── RECORDS SUPPLIED

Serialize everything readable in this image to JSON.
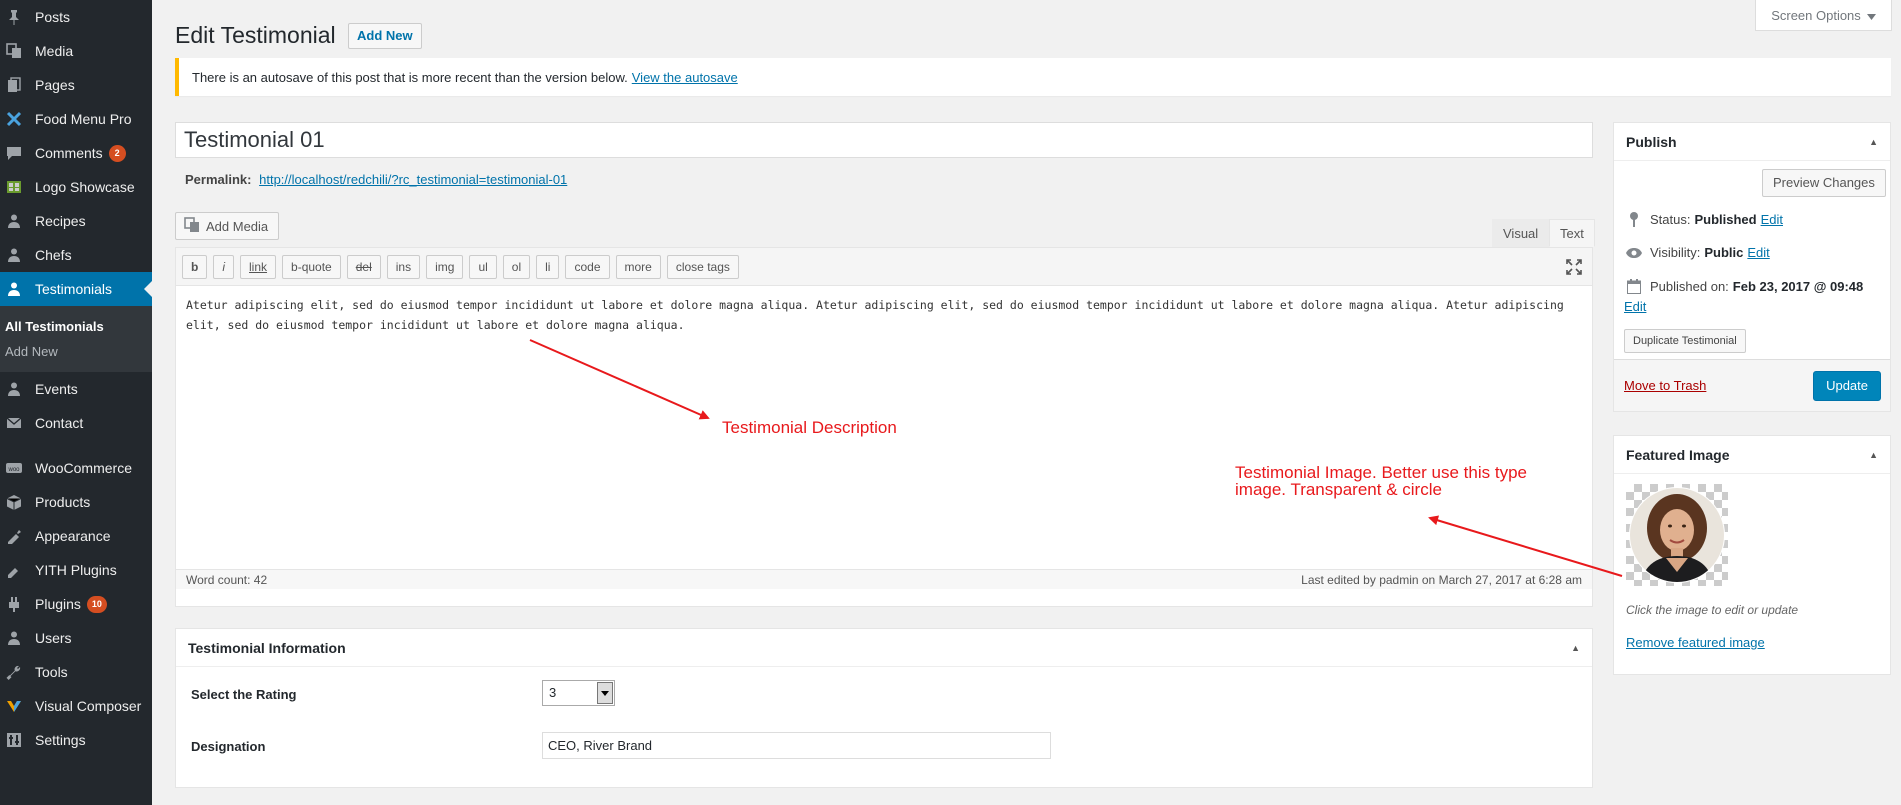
{
  "sidebar": {
    "items_top": [
      {
        "label": "Posts",
        "icon": "pushpin-icon"
      },
      {
        "label": "Media",
        "icon": "media-icon"
      },
      {
        "label": "Pages",
        "icon": "pages-icon"
      },
      {
        "label": "Food Menu Pro",
        "icon": "food-icon"
      },
      {
        "label": "Comments",
        "icon": "comments-icon",
        "badge": "2"
      },
      {
        "label": "Logo Showcase",
        "icon": "logo-icon"
      },
      {
        "label": "Recipes",
        "icon": "recipes-icon"
      },
      {
        "label": "Chefs",
        "icon": "chefs-icon"
      }
    ],
    "current": {
      "label": "Testimonials",
      "icon": "testimonials-icon"
    },
    "submenu": [
      "All Testimonials",
      "Add New"
    ],
    "items_mid": [
      {
        "label": "Events",
        "icon": "events-icon"
      },
      {
        "label": "Contact",
        "icon": "contact-icon"
      }
    ],
    "items_bottom": [
      {
        "label": "WooCommerce",
        "icon": "woocommerce-icon"
      },
      {
        "label": "Products",
        "icon": "products-icon"
      },
      {
        "label": "Appearance",
        "icon": "appearance-icon"
      },
      {
        "label": "YITH Plugins",
        "icon": "yith-icon"
      },
      {
        "label": "Plugins",
        "icon": "plugins-icon",
        "badge": "10"
      },
      {
        "label": "Users",
        "icon": "users-icon"
      },
      {
        "label": "Tools",
        "icon": "tools-icon"
      },
      {
        "label": "Visual Composer",
        "icon": "visual-composer-icon"
      },
      {
        "label": "Settings",
        "icon": "settings-icon"
      }
    ]
  },
  "header": {
    "title": "Edit Testimonial",
    "add_new": "Add New",
    "screen_options": "Screen Options"
  },
  "notice": {
    "text": "There is an autosave of this post that is more recent than the version below.",
    "link": "View the autosave"
  },
  "post": {
    "title": "Testimonial 01",
    "permalink_label": "Permalink:",
    "permalink_url": "http://localhost/redchili/?rc_testimonial=testimonial-01"
  },
  "editor": {
    "add_media": "Add Media",
    "tab_visual": "Visual",
    "tab_text": "Text",
    "quicktags": [
      "b",
      "i",
      "link",
      "b-quote",
      "del",
      "ins",
      "img",
      "ul",
      "ol",
      "li",
      "code",
      "more",
      "close tags"
    ],
    "content": "Atetur adipiscing elit, sed do eiusmod tempor incididunt ut labore et dolore magna aliqua. Atetur adipiscing elit, sed do eiusmod tempor incididunt ut labore et dolore magna aliqua. Atetur adipiscing elit, sed do eiusmod tempor incididunt ut labore et dolore magna aliqua.",
    "word_count": "Word count: 42",
    "last_edited": "Last edited by padmin on March 27, 2017 at 6:28 am"
  },
  "annotations": {
    "description": "Testimonial Description",
    "image": "Testimonial Image. Better use this type image. Transparent & circle",
    "color": "#e8191c"
  },
  "testimonial_info": {
    "title": "Testimonial Information",
    "rating_label": "Select the Rating",
    "rating_value": "3",
    "designation_label": "Designation",
    "designation_value": "CEO, River Brand"
  },
  "publish": {
    "title": "Publish",
    "preview": "Preview Changes",
    "status_label": "Status:",
    "status_value": "Published",
    "visibility_label": "Visibility:",
    "visibility_value": "Public",
    "published_label": "Published on:",
    "published_value": "Feb 23, 2017 @ 09:48",
    "edit": "Edit",
    "duplicate": "Duplicate Testimonial",
    "trash": "Move to Trash",
    "update": "Update"
  },
  "featured_image": {
    "title": "Featured Image",
    "hint": "Click the image to edit or update",
    "remove": "Remove featured image"
  },
  "colors": {
    "sidebar_bg": "#23282d",
    "accent": "#0073aa",
    "primary_button": "#0085ba",
    "badge": "#d54e21",
    "notice_border": "#ffb900"
  }
}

────

Return the listing above unchanged, apart from dropping its pictures.

Serialize everything readable in this image to JSON.
{
  "sidebar": {
    "items_top": [
      {
        "label": "Posts",
        "icon": "pushpin-icon"
      },
      {
        "label": "Media",
        "icon": "media-icon"
      },
      {
        "label": "Pages",
        "icon": "pages-icon"
      },
      {
        "label": "Food Menu Pro",
        "icon": "food-icon"
      },
      {
        "label": "Comments",
        "icon": "comments-icon",
        "badge": "2"
      },
      {
        "label": "Logo Showcase",
        "icon": "logo-icon"
      },
      {
        "label": "Recipes",
        "icon": "recipes-icon"
      },
      {
        "label": "Chefs",
        "icon": "chefs-icon"
      }
    ],
    "current": {
      "label": "Testimonials",
      "icon": "testimonials-icon"
    },
    "submenu": [
      "All Testimonials",
      "Add New"
    ],
    "items_mid": [
      {
        "label": "Events",
        "icon": "events-icon"
      },
      {
        "label": "Contact",
        "icon": "contact-icon"
      }
    ],
    "items_bottom": [
      {
        "label": "WooCommerce",
        "icon": "woocommerce-icon"
      },
      {
        "label": "Products",
        "icon": "products-icon"
      },
      {
        "label": "Appearance",
        "icon": "appearance-icon"
      },
      {
        "label": "YITH Plugins",
        "icon": "yith-icon"
      },
      {
        "label": "Plugins",
        "icon": "plugins-icon",
        "badge": "10"
      },
      {
        "label": "Users",
        "icon": "users-icon"
      },
      {
        "label": "Tools",
        "icon": "tools-icon"
      },
      {
        "label": "Visual Composer",
        "icon": "visual-composer-icon"
      },
      {
        "label": "Settings",
        "icon": "settings-icon"
      }
    ]
  },
  "header": {
    "title": "Edit Testimonial",
    "add_new": "Add New",
    "screen_options": "Screen Options"
  },
  "notice": {
    "text": "There is an autosave of this post that is more recent than the version below.",
    "link": "View the autosave"
  },
  "post": {
    "title": "Testimonial 01",
    "permalink_label": "Permalink:",
    "permalink_url": "http://localhost/redchili/?rc_testimonial=testimonial-01"
  },
  "editor": {
    "add_media": "Add Media",
    "tab_visual": "Visual",
    "tab_text": "Text",
    "quicktags": [
      "b",
      "i",
      "link",
      "b-quote",
      "del",
      "ins",
      "img",
      "ul",
      "ol",
      "li",
      "code",
      "more",
      "close tags"
    ],
    "content": "Atetur adipiscing elit, sed do eiusmod tempor incididunt ut labore et dolore magna aliqua. Atetur adipiscing elit, sed do eiusmod tempor incididunt ut labore et dolore magna aliqua. Atetur adipiscing elit, sed do eiusmod tempor incididunt ut labore et dolore magna aliqua.",
    "word_count": "Word count: 42",
    "last_edited": "Last edited by padmin on March 27, 2017 at 6:28 am"
  },
  "annotations": {
    "description": "Testimonial Description",
    "image": "Testimonial Image. Better use this type image. Transparent & circle",
    "color": "#e8191c"
  },
  "testimonial_info": {
    "title": "Testimonial Information",
    "rating_label": "Select the Rating",
    "rating_value": "3",
    "designation_label": "Designation",
    "designation_value": "CEO, River Brand"
  },
  "publish": {
    "title": "Publish",
    "preview": "Preview Changes",
    "status_label": "Status:",
    "status_value": "Published",
    "visibility_label": "Visibility:",
    "visibility_value": "Public",
    "published_label": "Published on:",
    "published_value": "Feb 23, 2017 @ 09:48",
    "edit": "Edit",
    "duplicate": "Duplicate Testimonial",
    "trash": "Move to Trash",
    "update": "Update"
  },
  "featured_image": {
    "title": "Featured Image",
    "hint": "Click the image to edit or update",
    "remove": "Remove featured image"
  },
  "colors": {
    "sidebar_bg": "#23282d",
    "accent": "#0073aa",
    "primary_button": "#0085ba",
    "badge": "#d54e21",
    "notice_border": "#ffb900"
  }
}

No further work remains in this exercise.